== Task directions ==
Transcribe the lines from the one containing "Serialize everything readable" to the last line, inclusive, word for word. Include no pictures.

-------- Records for the task

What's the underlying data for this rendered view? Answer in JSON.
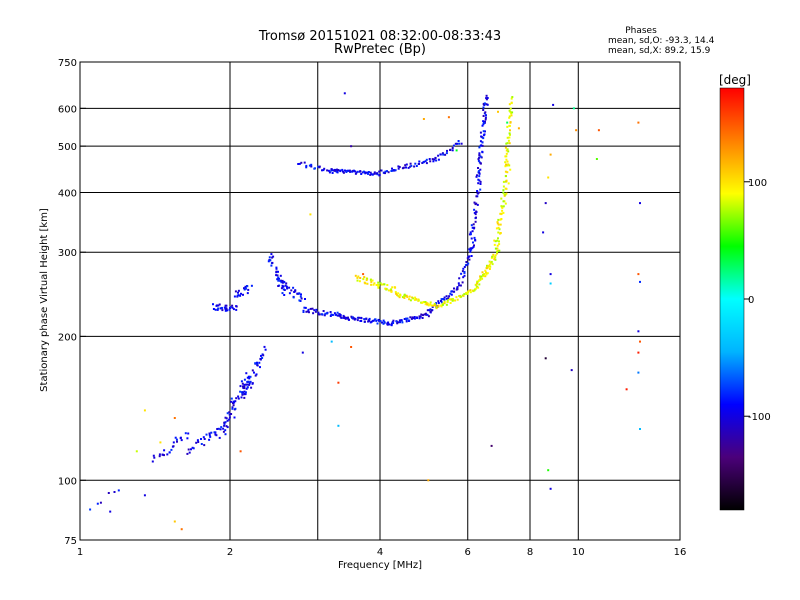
{
  "chart_data": {
    "type": "scatter",
    "title": "Tromsø 20151021 08:32:00-08:33:43",
    "subtitle": "RwPretec (Bp)",
    "xlabel": "Frequency [MHz]",
    "ylabel": "Stationary phase Virtual Height [km]",
    "x_scale": "log",
    "y_scale": "log",
    "xlim": [
      1,
      16
    ],
    "ylim": [
      75,
      750
    ],
    "x_ticks": [
      {
        "v": 1,
        "label": "1"
      },
      {
        "v": 2,
        "label": "2"
      },
      {
        "v": 4,
        "label": "4"
      },
      {
        "v": 6,
        "label": "6"
      },
      {
        "v": 8,
        "label": "8"
      },
      {
        "v": 10,
        "label": "10"
      },
      {
        "v": 16,
        "label": "16"
      }
    ],
    "x_grid": [
      2,
      3,
      4,
      6,
      8,
      10
    ],
    "y_ticks": [
      {
        "v": 75,
        "label": "75"
      },
      {
        "v": 100,
        "label": "100"
      },
      {
        "v": 200,
        "label": "200"
      },
      {
        "v": 300,
        "label": "300"
      },
      {
        "v": 400,
        "label": "400"
      },
      {
        "v": 500,
        "label": "500"
      },
      {
        "v": 600,
        "label": "600"
      },
      {
        "v": 750,
        "label": "750"
      }
    ],
    "y_grid": [
      100,
      200,
      300,
      400,
      500,
      600
    ],
    "grid": true,
    "phase_box": {
      "title": "Phases",
      "line1": "mean, sd,O: -93.3, 14.4",
      "line2": "mean, sd,X:  89.2, 15.9"
    },
    "colorbar": {
      "label": "[deg]",
      "range": [
        -180,
        180
      ],
      "ticks": [
        {
          "v": 100,
          "label": "100"
        },
        {
          "v": 0,
          "label": "0"
        },
        {
          "v": -100,
          "label": "-100"
        }
      ],
      "stops": [
        "#000000",
        "#4b007a",
        "#0000ff",
        "#00b4ff",
        "#00ffff",
        "#00ff00",
        "#ffff00",
        "#ff8000",
        "#ff0000"
      ]
    },
    "traces": [
      {
        "name": "O",
        "phase": -95,
        "segments": [
          {
            "x0": 1.85,
            "x1": 2.05,
            "y0": 230,
            "y1": 230,
            "n": 30,
            "j": 0.04
          },
          {
            "x0": 2.05,
            "x1": 2.2,
            "y0": 240,
            "y1": 255,
            "n": 20,
            "j": 0.05
          },
          {
            "x0": 2.4,
            "x1": 2.55,
            "y0": 300,
            "y1": 250,
            "n": 30,
            "j": 0.05
          },
          {
            "x0": 2.5,
            "x1": 2.8,
            "y0": 260,
            "y1": 240,
            "n": 35,
            "j": 0.04
          },
          {
            "x0": 2.8,
            "x1": 3.4,
            "y0": 228,
            "y1": 220,
            "n": 40,
            "j": 0.025
          },
          {
            "x0": 3.3,
            "x1": 4.2,
            "y0": 220,
            "y1": 213,
            "n": 60,
            "j": 0.02
          },
          {
            "x0": 4.2,
            "x1": 5.0,
            "y0": 213,
            "y1": 222,
            "n": 40,
            "j": 0.02
          },
          {
            "x0": 5.0,
            "x1": 5.8,
            "y0": 225,
            "y1": 255,
            "n": 40,
            "j": 0.025
          },
          {
            "x0": 5.8,
            "x1": 6.2,
            "y0": 260,
            "y1": 320,
            "n": 35,
            "j": 0.03
          },
          {
            "x0": 6.1,
            "x1": 6.35,
            "y0": 320,
            "y1": 430,
            "n": 35,
            "j": 0.03
          },
          {
            "x0": 6.3,
            "x1": 6.55,
            "y0": 430,
            "y1": 640,
            "n": 60,
            "j": 0.03
          },
          {
            "x0": 2.75,
            "x1": 3.3,
            "y0": 460,
            "y1": 440,
            "n": 25,
            "j": 0.02
          },
          {
            "x0": 3.2,
            "x1": 4.0,
            "y0": 445,
            "y1": 437,
            "n": 50,
            "j": 0.015
          },
          {
            "x0": 4.0,
            "x1": 5.2,
            "y0": 440,
            "y1": 470,
            "n": 45,
            "j": 0.02
          },
          {
            "x0": 5.2,
            "x1": 5.8,
            "y0": 470,
            "y1": 510,
            "n": 20,
            "j": 0.02
          },
          {
            "x0": 1.4,
            "x1": 1.65,
            "y0": 110,
            "y1": 125,
            "n": 25,
            "j": 0.04
          },
          {
            "x0": 1.65,
            "x1": 1.9,
            "y0": 115,
            "y1": 128,
            "n": 25,
            "j": 0.04
          },
          {
            "x0": 1.9,
            "x1": 2.2,
            "y0": 125,
            "y1": 165,
            "n": 60,
            "j": 0.07
          },
          {
            "x0": 2.1,
            "x1": 2.35,
            "y0": 150,
            "y1": 185,
            "n": 40,
            "j": 0.06
          },
          {
            "x0": 1.05,
            "x1": 1.2,
            "y0": 88,
            "y1": 96,
            "n": 6,
            "j": 0.03
          }
        ]
      },
      {
        "name": "X",
        "phase": 90,
        "segments": [
          {
            "x0": 3.6,
            "x1": 4.3,
            "y0": 265,
            "y1": 250,
            "n": 45,
            "j": 0.03
          },
          {
            "x0": 4.3,
            "x1": 5.3,
            "y0": 245,
            "y1": 230,
            "n": 50,
            "j": 0.02
          },
          {
            "x0": 5.3,
            "x1": 6.2,
            "y0": 232,
            "y1": 250,
            "n": 40,
            "j": 0.02
          },
          {
            "x0": 6.2,
            "x1": 6.9,
            "y0": 252,
            "y1": 300,
            "n": 50,
            "j": 0.03
          },
          {
            "x0": 6.8,
            "x1": 7.25,
            "y0": 300,
            "y1": 450,
            "n": 60,
            "j": 0.04
          },
          {
            "x0": 7.15,
            "x1": 7.35,
            "y0": 450,
            "y1": 630,
            "n": 40,
            "j": 0.03
          }
        ]
      }
    ],
    "outliers": [
      {
        "x": 3.4,
        "y": 645,
        "phase": -100
      },
      {
        "x": 3.5,
        "y": 500,
        "phase": -120
      },
      {
        "x": 4.9,
        "y": 570,
        "phase": 120
      },
      {
        "x": 5.5,
        "y": 575,
        "phase": 140
      },
      {
        "x": 5.7,
        "y": 490,
        "phase": 40
      },
      {
        "x": 6.9,
        "y": 590,
        "phase": 110
      },
      {
        "x": 7.2,
        "y": 560,
        "phase": 30
      },
      {
        "x": 7.6,
        "y": 545,
        "phase": 120
      },
      {
        "x": 8.5,
        "y": 330,
        "phase": -100
      },
      {
        "x": 8.6,
        "y": 380,
        "phase": -110
      },
      {
        "x": 8.7,
        "y": 430,
        "phase": 100
      },
      {
        "x": 8.8,
        "y": 480,
        "phase": 120
      },
      {
        "x": 8.9,
        "y": 610,
        "phase": -100
      },
      {
        "x": 9.8,
        "y": 600,
        "phase": 20
      },
      {
        "x": 9.9,
        "y": 540,
        "phase": 130
      },
      {
        "x": 11.0,
        "y": 540,
        "phase": 150
      },
      {
        "x": 10.9,
        "y": 470,
        "phase": 60
      },
      {
        "x": 13.2,
        "y": 560,
        "phase": 140
      },
      {
        "x": 13.3,
        "y": 380,
        "phase": -100
      },
      {
        "x": 13.2,
        "y": 270,
        "phase": 150
      },
      {
        "x": 13.3,
        "y": 260,
        "phase": -80
      },
      {
        "x": 13.2,
        "y": 205,
        "phase": -100
      },
      {
        "x": 13.3,
        "y": 195,
        "phase": 150
      },
      {
        "x": 13.2,
        "y": 185,
        "phase": 170
      },
      {
        "x": 13.2,
        "y": 168,
        "phase": -60
      },
      {
        "x": 12.5,
        "y": 155,
        "phase": 170
      },
      {
        "x": 13.3,
        "y": 128,
        "phase": -40
      },
      {
        "x": 9.7,
        "y": 170,
        "phase": -110
      },
      {
        "x": 8.6,
        "y": 180,
        "phase": -160
      },
      {
        "x": 8.8,
        "y": 270,
        "phase": -100
      },
      {
        "x": 8.8,
        "y": 258,
        "phase": -30
      },
      {
        "x": 8.7,
        "y": 105,
        "phase": 50
      },
      {
        "x": 8.8,
        "y": 96,
        "phase": -100
      },
      {
        "x": 6.7,
        "y": 118,
        "phase": -140
      },
      {
        "x": 3.3,
        "y": 130,
        "phase": -40
      },
      {
        "x": 3.5,
        "y": 190,
        "phase": 150
      },
      {
        "x": 3.3,
        "y": 160,
        "phase": 160
      },
      {
        "x": 3.7,
        "y": 270,
        "phase": 150
      },
      {
        "x": 2.9,
        "y": 360,
        "phase": 100
      },
      {
        "x": 3.2,
        "y": 195,
        "phase": -40
      },
      {
        "x": 2.8,
        "y": 185,
        "phase": -100
      },
      {
        "x": 1.35,
        "y": 140,
        "phase": 100
      },
      {
        "x": 1.45,
        "y": 120,
        "phase": 100
      },
      {
        "x": 1.55,
        "y": 82,
        "phase": 110
      },
      {
        "x": 1.6,
        "y": 79,
        "phase": 140
      },
      {
        "x": 1.3,
        "y": 115,
        "phase": 80
      },
      {
        "x": 1.55,
        "y": 135,
        "phase": 140
      },
      {
        "x": 2.1,
        "y": 115,
        "phase": 150
      },
      {
        "x": 1.15,
        "y": 86,
        "phase": -100
      },
      {
        "x": 1.35,
        "y": 93,
        "phase": -100
      },
      {
        "x": 5.0,
        "y": 100,
        "phase": 120
      }
    ]
  }
}
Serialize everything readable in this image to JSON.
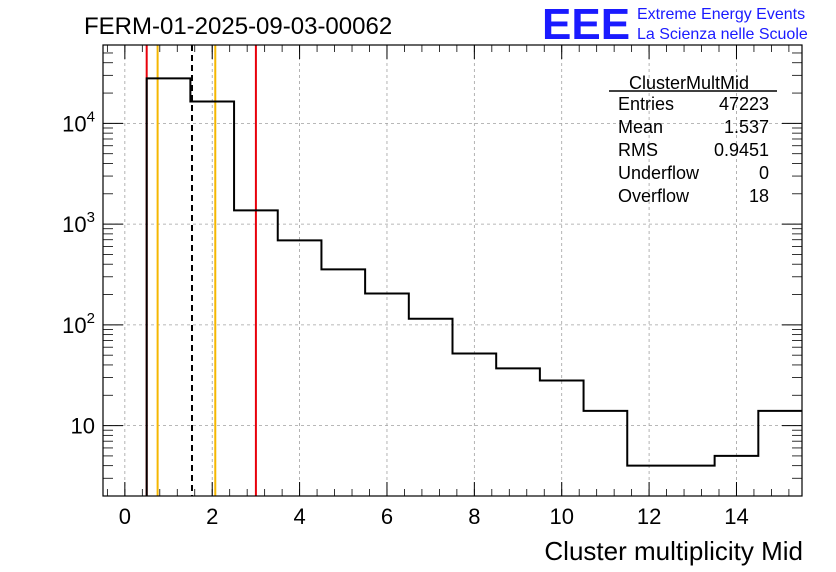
{
  "chart_data": {
    "type": "histogram",
    "title": "FERM-01-2025-09-03-00062",
    "xlabel": "Cluster multiplicity Mid",
    "ylabel": "",
    "xlim": [
      -0.5,
      15.5
    ],
    "ylim": [
      2,
      60000
    ],
    "yscale": "log",
    "grid": true,
    "bin_width": 1,
    "bin_low_edges": [
      0.5,
      1.5,
      2.5,
      3.5,
      4.5,
      5.5,
      6.5,
      7.5,
      8.5,
      9.5,
      10.5,
      11.5,
      12.5,
      13.5,
      14.5
    ],
    "values": [
      28000,
      16500,
      1370,
      690,
      355,
      205,
      115,
      52,
      37,
      28,
      14,
      4,
      4,
      5,
      14
    ],
    "x_ticks": [
      "0",
      "2",
      "4",
      "6",
      "8",
      "10",
      "12",
      "14"
    ],
    "x_tick_values": [
      0,
      2,
      4,
      6,
      8,
      10,
      12,
      14
    ],
    "y_ticks": [
      {
        "value": 10,
        "base": "10",
        "exp": ""
      },
      {
        "value": 100,
        "base": "10",
        "exp": "2"
      },
      {
        "value": 1000,
        "base": "10",
        "exp": "3"
      },
      {
        "value": 10000,
        "base": "10",
        "exp": "4"
      }
    ],
    "markers": [
      {
        "x": 0.5,
        "color": "#e8000b",
        "style": "solid"
      },
      {
        "x": 0.75,
        "color": "#f5b700",
        "style": "solid"
      },
      {
        "x": 1.537,
        "color": "#000000",
        "style": "dashed"
      },
      {
        "x": 2.07,
        "color": "#f5b700",
        "style": "solid"
      },
      {
        "x": 3.0,
        "color": "#e8000b",
        "style": "solid"
      }
    ],
    "stats": {
      "title": "ClusterMultMid",
      "rows": [
        {
          "label": "Entries",
          "value": "47223"
        },
        {
          "label": "Mean",
          "value": "1.537"
        },
        {
          "label": "RMS",
          "value": "0.9451"
        },
        {
          "label": "Underflow",
          "value": "0"
        },
        {
          "label": "Overflow",
          "value": "18"
        }
      ]
    }
  },
  "logo": {
    "mark": "EEE",
    "line1": "Extreme Energy Events",
    "line2": "La Scienza nelle Scuole",
    "color": "#1a1aff"
  }
}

----------------

== Solution ==
Serialize everything readable in this image to JSON.
{
  "chart_data": {
    "type": "histogram",
    "title": "FERM-01-2025-09-03-00062",
    "xlabel": "Cluster multiplicity Mid",
    "ylabel": "",
    "xlim": [
      -0.5,
      15.5
    ],
    "ylim": [
      2,
      60000
    ],
    "yscale": "log",
    "grid": true,
    "bin_width": 1,
    "bin_low_edges": [
      0.5,
      1.5,
      2.5,
      3.5,
      4.5,
      5.5,
      6.5,
      7.5,
      8.5,
      9.5,
      10.5,
      11.5,
      12.5,
      13.5,
      14.5
    ],
    "values": [
      28000,
      16500,
      1370,
      690,
      355,
      205,
      115,
      52,
      37,
      28,
      14,
      4,
      4,
      5,
      14
    ],
    "x_ticks": [
      "0",
      "2",
      "4",
      "6",
      "8",
      "10",
      "12",
      "14"
    ],
    "x_tick_values": [
      0,
      2,
      4,
      6,
      8,
      10,
      12,
      14
    ],
    "y_ticks": [
      {
        "value": 10,
        "base": "10",
        "exp": ""
      },
      {
        "value": 100,
        "base": "10",
        "exp": "2"
      },
      {
        "value": 1000,
        "base": "10",
        "exp": "3"
      },
      {
        "value": 10000,
        "base": "10",
        "exp": "4"
      }
    ],
    "markers": [
      {
        "x": 0.5,
        "color": "#e8000b",
        "style": "solid"
      },
      {
        "x": 0.75,
        "color": "#f5b700",
        "style": "solid"
      },
      {
        "x": 1.537,
        "color": "#000000",
        "style": "dashed"
      },
      {
        "x": 2.07,
        "color": "#f5b700",
        "style": "solid"
      },
      {
        "x": 3.0,
        "color": "#e8000b",
        "style": "solid"
      }
    ],
    "stats": {
      "title": "ClusterMultMid",
      "rows": [
        {
          "label": "Entries",
          "value": "47223"
        },
        {
          "label": "Mean",
          "value": "1.537"
        },
        {
          "label": "RMS",
          "value": "0.9451"
        },
        {
          "label": "Underflow",
          "value": "0"
        },
        {
          "label": "Overflow",
          "value": "18"
        }
      ]
    }
  },
  "logo": {
    "mark": "EEE",
    "line1": "Extreme Energy Events",
    "line2": "La Scienza nelle Scuole",
    "color": "#1a1aff"
  }
}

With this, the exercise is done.